= What needs to be done =
Extract every line in the entries below that contains the string "Loading".

Dataset entries:
##########

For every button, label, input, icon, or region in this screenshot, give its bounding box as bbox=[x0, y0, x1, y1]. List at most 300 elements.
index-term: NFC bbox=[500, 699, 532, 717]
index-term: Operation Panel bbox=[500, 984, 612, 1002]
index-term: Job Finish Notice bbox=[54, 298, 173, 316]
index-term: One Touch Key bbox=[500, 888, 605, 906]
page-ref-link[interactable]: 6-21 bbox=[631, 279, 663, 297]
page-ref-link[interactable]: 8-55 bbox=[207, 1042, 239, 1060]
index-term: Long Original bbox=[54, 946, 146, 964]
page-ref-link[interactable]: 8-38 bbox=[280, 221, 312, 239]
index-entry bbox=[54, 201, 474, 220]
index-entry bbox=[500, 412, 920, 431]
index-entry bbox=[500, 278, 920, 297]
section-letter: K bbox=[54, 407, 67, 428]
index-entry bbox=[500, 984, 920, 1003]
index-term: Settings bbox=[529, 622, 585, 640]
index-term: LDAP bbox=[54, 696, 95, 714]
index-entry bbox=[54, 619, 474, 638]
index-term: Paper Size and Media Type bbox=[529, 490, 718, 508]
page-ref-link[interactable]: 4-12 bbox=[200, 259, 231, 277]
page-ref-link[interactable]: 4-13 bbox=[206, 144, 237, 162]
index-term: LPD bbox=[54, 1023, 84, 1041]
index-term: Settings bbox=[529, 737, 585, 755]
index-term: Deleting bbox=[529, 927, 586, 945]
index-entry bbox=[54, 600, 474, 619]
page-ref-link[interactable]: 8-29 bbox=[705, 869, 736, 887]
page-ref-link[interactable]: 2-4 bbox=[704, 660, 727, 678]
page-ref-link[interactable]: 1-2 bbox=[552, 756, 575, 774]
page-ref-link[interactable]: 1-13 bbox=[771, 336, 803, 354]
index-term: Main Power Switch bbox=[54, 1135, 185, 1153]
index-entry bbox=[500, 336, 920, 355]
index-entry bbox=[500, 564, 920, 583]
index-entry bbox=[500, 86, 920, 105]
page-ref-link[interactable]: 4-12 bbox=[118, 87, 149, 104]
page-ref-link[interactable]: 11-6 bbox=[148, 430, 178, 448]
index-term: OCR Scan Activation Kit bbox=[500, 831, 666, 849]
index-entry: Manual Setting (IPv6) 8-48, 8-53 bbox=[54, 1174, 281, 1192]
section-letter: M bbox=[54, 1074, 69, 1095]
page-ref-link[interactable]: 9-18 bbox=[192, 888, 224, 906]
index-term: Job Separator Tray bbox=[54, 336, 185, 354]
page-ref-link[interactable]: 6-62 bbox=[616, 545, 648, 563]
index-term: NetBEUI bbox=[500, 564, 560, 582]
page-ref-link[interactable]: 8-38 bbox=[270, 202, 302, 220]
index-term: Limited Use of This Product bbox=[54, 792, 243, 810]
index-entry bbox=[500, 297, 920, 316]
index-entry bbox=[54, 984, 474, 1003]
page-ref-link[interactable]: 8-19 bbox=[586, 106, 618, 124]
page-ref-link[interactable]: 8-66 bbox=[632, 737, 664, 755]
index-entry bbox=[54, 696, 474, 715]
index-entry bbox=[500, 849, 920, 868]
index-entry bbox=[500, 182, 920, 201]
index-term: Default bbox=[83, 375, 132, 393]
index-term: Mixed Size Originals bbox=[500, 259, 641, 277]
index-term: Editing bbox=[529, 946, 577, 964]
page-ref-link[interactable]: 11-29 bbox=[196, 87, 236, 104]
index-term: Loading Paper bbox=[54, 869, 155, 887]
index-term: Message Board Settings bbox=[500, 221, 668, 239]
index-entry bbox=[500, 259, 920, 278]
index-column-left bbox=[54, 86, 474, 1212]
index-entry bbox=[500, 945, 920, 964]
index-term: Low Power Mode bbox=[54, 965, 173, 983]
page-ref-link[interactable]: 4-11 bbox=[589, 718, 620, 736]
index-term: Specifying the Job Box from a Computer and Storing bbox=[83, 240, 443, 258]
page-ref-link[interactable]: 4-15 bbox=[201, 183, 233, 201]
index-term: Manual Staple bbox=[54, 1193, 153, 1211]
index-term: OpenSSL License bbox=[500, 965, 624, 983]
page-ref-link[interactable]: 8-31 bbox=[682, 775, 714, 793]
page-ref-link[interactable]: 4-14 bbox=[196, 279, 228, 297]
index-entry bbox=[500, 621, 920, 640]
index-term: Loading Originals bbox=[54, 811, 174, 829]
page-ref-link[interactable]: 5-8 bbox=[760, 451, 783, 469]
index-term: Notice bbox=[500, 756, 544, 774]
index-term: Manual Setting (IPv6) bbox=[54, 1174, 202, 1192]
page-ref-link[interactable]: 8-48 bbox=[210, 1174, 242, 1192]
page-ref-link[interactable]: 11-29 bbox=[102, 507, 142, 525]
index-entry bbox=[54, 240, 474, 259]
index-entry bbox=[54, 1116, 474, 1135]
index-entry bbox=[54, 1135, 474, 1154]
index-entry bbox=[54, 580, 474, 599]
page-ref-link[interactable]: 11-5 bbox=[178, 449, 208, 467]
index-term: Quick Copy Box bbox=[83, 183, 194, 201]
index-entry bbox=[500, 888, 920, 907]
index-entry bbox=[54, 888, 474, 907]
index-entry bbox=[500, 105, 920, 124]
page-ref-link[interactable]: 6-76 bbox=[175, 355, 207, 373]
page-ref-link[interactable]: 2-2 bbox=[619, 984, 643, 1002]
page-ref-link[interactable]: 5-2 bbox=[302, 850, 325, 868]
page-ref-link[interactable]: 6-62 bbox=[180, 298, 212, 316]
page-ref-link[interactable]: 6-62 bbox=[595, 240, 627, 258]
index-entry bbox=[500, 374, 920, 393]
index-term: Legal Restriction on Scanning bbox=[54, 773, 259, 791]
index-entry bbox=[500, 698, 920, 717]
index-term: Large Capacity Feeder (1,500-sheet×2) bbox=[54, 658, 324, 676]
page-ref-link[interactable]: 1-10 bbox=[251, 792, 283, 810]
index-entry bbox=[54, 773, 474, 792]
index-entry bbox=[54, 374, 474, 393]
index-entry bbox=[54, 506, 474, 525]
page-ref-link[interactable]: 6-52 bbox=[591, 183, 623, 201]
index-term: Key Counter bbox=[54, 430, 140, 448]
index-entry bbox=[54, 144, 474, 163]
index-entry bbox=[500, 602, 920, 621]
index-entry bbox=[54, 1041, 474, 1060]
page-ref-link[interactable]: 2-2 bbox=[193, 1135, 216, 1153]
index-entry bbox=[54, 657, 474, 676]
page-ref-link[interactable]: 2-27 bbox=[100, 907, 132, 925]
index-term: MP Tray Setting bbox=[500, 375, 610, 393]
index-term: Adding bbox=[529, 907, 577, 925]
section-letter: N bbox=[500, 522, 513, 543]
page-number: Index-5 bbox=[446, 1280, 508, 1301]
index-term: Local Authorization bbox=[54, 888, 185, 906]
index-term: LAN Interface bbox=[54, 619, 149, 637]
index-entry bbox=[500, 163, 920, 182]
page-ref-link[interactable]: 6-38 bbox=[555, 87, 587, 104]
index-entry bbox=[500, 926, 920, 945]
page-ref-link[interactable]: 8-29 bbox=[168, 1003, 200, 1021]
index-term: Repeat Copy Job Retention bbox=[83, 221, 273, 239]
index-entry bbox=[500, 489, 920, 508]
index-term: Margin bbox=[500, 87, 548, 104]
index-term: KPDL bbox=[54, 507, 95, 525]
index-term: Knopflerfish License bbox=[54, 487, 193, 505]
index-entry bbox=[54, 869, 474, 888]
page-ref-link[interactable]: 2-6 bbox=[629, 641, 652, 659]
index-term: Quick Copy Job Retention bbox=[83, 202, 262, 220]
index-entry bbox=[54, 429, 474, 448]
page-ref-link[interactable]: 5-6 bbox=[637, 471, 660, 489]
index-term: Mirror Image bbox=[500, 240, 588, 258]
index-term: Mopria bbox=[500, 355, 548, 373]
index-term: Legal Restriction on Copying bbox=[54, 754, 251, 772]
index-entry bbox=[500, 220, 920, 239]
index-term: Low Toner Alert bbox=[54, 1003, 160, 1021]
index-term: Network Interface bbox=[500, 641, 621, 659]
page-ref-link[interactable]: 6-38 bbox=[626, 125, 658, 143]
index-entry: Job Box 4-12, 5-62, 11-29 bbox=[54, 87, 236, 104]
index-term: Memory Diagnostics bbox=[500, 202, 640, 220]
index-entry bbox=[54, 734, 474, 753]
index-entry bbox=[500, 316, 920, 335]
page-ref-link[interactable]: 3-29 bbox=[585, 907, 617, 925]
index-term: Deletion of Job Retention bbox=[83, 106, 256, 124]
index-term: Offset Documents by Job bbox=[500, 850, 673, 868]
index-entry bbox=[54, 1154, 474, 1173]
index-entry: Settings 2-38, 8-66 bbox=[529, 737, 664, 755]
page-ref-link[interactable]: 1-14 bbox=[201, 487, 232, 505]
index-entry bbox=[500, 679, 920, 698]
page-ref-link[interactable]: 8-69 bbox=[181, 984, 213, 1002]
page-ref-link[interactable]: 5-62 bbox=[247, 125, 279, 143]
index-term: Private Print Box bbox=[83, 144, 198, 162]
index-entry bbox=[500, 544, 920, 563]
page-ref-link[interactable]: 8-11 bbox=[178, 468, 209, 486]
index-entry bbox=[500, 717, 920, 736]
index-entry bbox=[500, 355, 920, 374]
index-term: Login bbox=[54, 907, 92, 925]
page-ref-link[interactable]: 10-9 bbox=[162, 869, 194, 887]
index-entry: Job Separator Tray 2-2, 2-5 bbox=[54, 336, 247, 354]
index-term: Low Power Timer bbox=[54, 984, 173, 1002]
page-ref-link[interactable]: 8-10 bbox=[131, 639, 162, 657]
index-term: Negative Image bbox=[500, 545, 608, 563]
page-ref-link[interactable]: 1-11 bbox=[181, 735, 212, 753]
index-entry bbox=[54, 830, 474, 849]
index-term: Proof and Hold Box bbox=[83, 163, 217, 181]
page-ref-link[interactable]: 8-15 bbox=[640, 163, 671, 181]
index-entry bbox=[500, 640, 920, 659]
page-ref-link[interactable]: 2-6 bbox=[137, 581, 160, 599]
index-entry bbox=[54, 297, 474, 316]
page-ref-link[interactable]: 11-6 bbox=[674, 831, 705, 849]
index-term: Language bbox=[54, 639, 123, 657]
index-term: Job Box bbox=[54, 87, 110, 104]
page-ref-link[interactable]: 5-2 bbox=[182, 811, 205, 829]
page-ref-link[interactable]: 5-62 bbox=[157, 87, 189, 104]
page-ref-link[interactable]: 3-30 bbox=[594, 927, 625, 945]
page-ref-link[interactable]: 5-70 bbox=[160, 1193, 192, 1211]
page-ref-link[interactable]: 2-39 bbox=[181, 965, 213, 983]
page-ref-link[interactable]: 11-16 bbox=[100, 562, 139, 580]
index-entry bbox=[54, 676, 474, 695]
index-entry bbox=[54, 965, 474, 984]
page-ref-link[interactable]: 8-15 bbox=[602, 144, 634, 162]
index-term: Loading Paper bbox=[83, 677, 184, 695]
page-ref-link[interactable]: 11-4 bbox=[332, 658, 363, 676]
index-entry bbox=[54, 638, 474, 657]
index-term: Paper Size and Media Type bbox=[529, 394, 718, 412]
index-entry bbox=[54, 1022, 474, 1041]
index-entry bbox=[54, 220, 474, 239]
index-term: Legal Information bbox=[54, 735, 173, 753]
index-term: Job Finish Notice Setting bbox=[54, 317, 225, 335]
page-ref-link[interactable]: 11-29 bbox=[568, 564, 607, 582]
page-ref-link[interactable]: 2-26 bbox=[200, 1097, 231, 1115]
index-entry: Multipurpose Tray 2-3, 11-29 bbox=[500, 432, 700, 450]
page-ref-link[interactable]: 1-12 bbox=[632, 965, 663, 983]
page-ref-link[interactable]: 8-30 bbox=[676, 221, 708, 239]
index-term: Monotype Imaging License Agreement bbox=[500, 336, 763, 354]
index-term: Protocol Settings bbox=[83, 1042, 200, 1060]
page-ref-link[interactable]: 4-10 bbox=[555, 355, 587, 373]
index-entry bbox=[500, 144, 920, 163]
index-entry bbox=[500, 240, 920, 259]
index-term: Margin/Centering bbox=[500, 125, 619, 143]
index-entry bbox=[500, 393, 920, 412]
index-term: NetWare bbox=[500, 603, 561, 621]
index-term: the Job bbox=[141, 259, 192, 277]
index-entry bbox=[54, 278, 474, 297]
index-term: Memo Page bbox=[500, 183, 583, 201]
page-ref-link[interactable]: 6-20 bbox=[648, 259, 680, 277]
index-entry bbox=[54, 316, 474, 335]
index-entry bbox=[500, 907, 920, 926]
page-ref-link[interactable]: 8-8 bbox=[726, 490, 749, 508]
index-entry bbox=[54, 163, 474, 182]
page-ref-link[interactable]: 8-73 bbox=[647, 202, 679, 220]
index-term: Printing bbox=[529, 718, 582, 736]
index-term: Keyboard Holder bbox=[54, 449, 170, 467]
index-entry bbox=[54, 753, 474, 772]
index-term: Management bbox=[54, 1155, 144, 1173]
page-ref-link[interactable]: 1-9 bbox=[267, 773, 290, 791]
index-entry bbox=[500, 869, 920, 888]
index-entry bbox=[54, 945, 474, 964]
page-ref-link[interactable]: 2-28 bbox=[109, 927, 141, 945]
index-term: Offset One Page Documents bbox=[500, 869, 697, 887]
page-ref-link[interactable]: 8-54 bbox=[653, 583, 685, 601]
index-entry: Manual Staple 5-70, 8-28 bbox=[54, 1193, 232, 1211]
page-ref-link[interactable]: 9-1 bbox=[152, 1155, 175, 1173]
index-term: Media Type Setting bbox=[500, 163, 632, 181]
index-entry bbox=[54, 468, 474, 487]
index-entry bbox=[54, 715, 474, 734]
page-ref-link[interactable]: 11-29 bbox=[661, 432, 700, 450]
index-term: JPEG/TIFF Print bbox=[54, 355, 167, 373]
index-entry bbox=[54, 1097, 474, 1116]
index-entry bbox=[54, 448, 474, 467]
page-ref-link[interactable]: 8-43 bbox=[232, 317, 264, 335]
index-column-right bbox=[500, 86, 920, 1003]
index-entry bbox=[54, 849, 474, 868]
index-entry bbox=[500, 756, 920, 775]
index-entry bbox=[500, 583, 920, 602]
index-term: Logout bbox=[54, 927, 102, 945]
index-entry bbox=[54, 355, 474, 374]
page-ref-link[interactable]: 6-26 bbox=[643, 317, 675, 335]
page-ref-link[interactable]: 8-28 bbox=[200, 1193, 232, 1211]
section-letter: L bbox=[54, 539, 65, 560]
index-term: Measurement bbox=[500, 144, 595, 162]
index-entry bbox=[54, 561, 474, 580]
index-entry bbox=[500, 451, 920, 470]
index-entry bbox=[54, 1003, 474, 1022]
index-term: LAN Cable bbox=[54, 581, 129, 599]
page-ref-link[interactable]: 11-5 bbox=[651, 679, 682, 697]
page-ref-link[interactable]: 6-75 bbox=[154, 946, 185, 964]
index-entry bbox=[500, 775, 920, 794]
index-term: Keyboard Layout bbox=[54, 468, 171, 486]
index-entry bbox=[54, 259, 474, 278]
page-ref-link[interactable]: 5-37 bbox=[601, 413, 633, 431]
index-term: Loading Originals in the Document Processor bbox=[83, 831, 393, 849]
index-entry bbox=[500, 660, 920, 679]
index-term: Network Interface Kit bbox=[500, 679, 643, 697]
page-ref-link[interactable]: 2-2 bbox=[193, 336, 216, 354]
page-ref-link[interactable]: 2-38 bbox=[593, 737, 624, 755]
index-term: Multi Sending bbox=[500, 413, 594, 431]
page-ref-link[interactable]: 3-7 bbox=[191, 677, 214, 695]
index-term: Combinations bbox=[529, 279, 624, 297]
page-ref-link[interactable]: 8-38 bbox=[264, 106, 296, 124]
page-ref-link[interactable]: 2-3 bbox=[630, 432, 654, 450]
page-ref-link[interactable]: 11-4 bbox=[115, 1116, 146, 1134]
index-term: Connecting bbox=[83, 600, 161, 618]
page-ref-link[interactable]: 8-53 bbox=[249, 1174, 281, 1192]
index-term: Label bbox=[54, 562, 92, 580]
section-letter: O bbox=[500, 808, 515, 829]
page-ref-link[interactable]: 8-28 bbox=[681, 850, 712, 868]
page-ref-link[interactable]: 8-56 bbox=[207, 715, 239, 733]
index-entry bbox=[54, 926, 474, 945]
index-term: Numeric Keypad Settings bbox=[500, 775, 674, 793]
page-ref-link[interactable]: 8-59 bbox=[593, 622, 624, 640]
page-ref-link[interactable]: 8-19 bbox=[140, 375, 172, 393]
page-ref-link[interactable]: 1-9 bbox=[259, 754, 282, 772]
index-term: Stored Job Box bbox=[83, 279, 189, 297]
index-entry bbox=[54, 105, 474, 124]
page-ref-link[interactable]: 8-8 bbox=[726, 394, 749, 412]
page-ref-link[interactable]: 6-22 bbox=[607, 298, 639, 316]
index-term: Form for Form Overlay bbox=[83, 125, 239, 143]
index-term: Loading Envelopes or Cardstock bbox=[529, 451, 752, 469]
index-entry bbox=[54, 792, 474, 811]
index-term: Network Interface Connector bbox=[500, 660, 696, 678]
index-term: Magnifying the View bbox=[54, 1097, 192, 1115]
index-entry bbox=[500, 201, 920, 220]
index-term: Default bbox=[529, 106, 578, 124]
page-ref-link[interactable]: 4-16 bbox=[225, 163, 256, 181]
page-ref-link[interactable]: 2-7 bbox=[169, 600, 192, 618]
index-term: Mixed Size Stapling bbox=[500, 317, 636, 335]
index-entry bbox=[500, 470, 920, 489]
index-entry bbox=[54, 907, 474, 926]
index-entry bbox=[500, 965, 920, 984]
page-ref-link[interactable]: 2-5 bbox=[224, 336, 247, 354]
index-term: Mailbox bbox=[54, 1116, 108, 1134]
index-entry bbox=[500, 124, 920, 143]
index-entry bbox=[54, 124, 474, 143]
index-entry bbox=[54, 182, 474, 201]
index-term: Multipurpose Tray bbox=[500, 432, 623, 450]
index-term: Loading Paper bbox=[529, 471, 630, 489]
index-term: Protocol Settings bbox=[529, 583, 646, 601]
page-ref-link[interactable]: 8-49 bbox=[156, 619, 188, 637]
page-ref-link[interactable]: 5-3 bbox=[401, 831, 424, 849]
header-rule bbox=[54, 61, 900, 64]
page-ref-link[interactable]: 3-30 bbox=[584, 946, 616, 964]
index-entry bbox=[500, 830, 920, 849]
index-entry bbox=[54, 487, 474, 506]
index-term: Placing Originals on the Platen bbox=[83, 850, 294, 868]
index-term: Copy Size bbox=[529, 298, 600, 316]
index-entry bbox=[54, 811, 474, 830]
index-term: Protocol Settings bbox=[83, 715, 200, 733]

##########

= Full answer =
index-term: Loading Paper bbox=[54, 869, 155, 887]
index-term: Loading Originals bbox=[54, 811, 174, 829]
index-term: Loading Paper bbox=[83, 677, 184, 695]
index-term: Loading Originals in the Document Processor bbox=[83, 831, 393, 849]
index-term: Loading Envelopes or Cardstock bbox=[529, 451, 752, 469]
index-term: Loading Paper bbox=[529, 471, 630, 489]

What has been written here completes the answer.